Copy out each line containing "Calibri" from the entries below.

# start of Raw data

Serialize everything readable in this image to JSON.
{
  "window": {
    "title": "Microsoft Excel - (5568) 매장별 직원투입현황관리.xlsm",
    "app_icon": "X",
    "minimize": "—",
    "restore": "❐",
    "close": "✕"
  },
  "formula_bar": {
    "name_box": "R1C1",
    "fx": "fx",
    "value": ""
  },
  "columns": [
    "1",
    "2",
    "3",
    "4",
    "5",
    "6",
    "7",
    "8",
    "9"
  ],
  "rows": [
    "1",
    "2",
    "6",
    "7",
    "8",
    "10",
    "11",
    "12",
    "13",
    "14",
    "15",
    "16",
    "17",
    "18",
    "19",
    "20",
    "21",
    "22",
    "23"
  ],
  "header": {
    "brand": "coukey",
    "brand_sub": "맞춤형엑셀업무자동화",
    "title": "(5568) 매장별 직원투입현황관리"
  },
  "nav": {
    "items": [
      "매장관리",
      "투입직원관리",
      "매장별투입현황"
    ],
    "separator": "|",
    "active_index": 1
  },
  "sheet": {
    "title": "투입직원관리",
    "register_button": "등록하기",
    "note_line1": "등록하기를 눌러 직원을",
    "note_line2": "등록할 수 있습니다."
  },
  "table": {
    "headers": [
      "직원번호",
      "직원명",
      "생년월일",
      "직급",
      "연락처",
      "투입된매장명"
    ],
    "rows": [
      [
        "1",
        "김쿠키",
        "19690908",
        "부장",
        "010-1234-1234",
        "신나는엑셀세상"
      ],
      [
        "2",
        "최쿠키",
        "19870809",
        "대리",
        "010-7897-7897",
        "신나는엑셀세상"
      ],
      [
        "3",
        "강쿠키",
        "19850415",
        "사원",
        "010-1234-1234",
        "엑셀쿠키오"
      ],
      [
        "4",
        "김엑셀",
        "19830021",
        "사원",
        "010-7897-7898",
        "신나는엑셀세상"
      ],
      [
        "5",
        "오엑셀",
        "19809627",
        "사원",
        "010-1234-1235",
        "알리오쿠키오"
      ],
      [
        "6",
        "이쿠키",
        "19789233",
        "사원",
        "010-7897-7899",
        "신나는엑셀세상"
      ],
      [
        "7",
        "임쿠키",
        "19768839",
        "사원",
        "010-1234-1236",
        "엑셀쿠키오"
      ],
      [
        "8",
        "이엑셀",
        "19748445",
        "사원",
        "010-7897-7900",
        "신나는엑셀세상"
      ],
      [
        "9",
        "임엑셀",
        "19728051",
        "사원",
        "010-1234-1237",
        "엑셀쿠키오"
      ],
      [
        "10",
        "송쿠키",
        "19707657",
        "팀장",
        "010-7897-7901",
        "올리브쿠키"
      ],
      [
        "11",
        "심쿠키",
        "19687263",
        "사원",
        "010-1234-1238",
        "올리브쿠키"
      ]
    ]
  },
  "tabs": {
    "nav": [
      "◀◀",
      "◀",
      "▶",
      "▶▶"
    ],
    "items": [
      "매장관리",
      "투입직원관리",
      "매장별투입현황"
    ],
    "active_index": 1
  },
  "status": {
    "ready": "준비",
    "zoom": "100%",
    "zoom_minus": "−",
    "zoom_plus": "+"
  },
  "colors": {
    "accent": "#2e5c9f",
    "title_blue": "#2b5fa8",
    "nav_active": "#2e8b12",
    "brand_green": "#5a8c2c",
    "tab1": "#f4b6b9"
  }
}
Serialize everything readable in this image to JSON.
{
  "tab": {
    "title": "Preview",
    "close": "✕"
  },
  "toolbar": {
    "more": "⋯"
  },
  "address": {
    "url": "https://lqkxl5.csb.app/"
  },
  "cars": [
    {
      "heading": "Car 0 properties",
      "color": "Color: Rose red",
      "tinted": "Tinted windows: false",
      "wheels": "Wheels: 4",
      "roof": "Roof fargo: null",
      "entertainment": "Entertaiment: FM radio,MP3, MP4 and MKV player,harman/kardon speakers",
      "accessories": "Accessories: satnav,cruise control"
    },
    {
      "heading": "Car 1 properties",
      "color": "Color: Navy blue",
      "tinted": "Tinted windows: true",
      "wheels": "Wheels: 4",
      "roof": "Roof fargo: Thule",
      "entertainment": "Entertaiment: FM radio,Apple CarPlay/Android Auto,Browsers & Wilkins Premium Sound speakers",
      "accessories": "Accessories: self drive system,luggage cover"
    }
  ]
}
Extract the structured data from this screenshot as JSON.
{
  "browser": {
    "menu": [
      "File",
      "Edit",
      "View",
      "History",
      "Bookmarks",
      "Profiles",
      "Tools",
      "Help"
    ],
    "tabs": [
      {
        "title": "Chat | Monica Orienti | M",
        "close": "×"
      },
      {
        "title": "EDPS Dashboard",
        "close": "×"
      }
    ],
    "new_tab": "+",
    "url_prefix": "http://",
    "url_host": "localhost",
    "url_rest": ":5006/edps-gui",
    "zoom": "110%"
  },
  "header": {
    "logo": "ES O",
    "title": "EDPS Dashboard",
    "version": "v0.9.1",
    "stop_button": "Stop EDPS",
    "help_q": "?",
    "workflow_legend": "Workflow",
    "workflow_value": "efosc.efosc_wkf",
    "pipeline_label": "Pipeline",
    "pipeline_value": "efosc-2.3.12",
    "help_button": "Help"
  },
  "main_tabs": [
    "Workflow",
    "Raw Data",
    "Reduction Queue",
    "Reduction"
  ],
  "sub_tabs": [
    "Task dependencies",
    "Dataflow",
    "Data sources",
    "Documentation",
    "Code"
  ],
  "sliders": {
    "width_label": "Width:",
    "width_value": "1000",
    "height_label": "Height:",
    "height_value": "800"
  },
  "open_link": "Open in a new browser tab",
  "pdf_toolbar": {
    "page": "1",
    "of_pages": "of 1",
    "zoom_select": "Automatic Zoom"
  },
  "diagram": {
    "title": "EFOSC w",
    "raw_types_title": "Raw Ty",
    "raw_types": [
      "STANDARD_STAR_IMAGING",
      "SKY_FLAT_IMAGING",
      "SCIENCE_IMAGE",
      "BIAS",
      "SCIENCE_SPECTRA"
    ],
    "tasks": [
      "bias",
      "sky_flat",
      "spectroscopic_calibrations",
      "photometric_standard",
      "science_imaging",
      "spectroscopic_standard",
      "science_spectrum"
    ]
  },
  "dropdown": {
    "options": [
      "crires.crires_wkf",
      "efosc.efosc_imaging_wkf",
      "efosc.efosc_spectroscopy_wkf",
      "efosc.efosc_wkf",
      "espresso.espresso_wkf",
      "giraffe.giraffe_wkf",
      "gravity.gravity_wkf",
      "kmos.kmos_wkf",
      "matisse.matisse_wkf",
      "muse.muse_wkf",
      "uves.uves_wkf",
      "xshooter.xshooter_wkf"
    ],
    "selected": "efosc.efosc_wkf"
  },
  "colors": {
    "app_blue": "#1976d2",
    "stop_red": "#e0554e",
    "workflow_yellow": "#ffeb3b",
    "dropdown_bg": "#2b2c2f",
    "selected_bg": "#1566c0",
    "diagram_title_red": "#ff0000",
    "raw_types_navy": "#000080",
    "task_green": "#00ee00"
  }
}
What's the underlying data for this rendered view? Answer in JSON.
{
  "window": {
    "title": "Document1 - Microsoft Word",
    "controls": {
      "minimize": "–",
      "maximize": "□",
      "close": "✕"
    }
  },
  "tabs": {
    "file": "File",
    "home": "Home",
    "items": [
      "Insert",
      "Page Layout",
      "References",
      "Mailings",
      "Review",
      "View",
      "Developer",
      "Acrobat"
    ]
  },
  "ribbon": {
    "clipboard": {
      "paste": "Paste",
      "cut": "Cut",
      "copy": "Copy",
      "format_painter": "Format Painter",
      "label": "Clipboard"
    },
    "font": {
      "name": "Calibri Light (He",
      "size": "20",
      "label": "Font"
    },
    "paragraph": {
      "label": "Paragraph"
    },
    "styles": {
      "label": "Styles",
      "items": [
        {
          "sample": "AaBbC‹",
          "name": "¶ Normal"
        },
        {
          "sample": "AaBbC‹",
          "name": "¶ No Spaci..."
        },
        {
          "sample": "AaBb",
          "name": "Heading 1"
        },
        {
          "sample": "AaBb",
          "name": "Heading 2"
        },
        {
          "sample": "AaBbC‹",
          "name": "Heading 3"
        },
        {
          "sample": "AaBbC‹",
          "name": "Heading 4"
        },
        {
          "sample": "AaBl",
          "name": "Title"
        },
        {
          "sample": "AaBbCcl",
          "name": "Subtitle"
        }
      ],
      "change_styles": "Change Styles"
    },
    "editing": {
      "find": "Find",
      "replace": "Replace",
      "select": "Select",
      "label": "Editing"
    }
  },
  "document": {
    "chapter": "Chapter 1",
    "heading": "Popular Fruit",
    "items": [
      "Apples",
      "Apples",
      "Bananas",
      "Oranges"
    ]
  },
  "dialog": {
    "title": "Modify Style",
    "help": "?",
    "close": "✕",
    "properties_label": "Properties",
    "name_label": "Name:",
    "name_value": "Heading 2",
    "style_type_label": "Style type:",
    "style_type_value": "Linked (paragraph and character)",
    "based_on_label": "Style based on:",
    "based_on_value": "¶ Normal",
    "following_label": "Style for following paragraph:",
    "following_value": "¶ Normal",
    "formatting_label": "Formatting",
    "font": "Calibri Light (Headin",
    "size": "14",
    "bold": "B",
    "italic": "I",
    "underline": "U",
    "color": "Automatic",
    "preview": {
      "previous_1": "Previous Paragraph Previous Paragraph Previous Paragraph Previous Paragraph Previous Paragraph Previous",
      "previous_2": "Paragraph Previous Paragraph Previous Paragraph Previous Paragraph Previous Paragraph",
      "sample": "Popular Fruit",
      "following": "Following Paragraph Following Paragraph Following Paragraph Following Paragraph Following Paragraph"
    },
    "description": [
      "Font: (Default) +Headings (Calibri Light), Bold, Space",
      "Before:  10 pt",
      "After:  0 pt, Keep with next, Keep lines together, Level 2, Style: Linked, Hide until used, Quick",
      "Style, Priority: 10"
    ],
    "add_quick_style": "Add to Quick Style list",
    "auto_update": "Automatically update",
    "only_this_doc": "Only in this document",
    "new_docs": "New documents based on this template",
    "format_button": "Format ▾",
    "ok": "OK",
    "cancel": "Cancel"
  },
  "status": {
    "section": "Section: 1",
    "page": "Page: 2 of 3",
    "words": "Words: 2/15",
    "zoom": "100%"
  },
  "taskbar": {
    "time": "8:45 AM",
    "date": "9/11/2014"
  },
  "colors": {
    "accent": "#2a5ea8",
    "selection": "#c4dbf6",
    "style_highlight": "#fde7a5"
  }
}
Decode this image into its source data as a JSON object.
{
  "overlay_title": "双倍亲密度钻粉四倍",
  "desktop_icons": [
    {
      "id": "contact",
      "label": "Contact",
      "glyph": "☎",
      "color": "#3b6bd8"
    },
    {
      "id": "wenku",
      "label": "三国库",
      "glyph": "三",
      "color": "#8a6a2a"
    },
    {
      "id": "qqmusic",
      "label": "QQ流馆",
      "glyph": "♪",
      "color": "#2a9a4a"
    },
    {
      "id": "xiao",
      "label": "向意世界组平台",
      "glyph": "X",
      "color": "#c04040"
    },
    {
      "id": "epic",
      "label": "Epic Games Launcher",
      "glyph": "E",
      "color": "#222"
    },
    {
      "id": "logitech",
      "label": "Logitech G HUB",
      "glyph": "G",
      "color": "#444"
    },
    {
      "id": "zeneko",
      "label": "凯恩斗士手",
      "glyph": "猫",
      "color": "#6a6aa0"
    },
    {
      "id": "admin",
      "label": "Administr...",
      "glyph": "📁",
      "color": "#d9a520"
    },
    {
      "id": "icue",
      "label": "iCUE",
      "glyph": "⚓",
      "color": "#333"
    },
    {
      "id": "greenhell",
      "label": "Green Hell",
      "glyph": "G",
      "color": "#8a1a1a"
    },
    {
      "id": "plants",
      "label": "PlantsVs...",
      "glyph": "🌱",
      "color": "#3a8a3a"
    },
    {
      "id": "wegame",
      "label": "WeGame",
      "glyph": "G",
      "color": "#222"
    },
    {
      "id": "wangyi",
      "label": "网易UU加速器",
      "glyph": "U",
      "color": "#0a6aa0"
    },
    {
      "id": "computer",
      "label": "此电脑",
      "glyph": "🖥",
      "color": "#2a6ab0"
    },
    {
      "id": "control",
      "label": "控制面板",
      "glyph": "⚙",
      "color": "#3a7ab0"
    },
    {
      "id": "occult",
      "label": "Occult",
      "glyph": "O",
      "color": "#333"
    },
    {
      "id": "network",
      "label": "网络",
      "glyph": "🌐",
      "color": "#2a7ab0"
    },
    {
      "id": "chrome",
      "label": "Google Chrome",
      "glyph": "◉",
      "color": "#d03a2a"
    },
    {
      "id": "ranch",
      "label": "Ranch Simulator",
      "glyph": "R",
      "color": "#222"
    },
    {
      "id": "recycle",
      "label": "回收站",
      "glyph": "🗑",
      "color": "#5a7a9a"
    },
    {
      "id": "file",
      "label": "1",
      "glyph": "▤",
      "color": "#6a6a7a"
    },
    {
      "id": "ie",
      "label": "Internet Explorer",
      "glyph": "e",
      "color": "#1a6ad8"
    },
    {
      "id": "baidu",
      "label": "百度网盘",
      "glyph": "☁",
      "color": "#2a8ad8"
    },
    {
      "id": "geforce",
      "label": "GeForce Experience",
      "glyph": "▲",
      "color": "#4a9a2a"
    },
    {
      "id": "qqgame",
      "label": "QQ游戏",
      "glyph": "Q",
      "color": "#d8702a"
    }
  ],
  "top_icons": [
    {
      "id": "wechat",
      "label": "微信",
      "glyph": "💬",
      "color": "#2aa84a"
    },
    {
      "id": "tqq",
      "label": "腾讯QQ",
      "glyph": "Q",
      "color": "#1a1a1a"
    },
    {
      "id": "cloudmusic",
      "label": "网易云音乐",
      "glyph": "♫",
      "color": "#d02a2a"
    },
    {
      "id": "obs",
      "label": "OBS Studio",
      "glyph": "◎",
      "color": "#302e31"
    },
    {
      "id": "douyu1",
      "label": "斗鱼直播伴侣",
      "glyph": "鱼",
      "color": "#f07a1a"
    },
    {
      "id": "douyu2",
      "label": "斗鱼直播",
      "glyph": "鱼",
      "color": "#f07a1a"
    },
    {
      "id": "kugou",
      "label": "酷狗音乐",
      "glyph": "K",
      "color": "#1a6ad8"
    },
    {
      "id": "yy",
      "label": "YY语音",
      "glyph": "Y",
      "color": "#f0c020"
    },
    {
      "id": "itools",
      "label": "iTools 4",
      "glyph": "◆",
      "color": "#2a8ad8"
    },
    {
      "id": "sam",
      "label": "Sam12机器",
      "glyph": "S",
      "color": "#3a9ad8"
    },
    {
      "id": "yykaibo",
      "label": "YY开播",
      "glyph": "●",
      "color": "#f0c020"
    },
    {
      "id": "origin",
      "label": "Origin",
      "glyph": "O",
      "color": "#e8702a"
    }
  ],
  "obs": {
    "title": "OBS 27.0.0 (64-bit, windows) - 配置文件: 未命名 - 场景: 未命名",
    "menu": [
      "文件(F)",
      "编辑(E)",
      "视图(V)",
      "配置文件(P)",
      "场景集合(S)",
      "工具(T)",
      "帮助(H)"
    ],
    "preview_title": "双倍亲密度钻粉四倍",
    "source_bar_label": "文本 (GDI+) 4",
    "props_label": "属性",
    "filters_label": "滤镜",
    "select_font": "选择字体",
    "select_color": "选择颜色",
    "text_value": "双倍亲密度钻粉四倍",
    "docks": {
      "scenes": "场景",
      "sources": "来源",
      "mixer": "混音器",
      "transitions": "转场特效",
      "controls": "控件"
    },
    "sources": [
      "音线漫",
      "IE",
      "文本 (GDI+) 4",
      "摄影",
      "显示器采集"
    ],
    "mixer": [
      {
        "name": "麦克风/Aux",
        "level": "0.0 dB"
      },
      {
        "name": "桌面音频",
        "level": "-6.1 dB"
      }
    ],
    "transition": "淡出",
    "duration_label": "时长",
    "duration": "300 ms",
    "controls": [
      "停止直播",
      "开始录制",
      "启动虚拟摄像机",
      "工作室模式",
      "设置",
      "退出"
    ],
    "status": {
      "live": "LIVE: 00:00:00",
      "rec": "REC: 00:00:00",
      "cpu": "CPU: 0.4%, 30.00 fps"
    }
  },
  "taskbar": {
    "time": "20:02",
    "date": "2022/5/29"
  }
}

# end of Raw data

## Task output
      "name": "Calibri Light (He",
    "font": "Calibri Light (Headin",
      "Font: (Default) +Headings (Calibri Light), Bold, Space",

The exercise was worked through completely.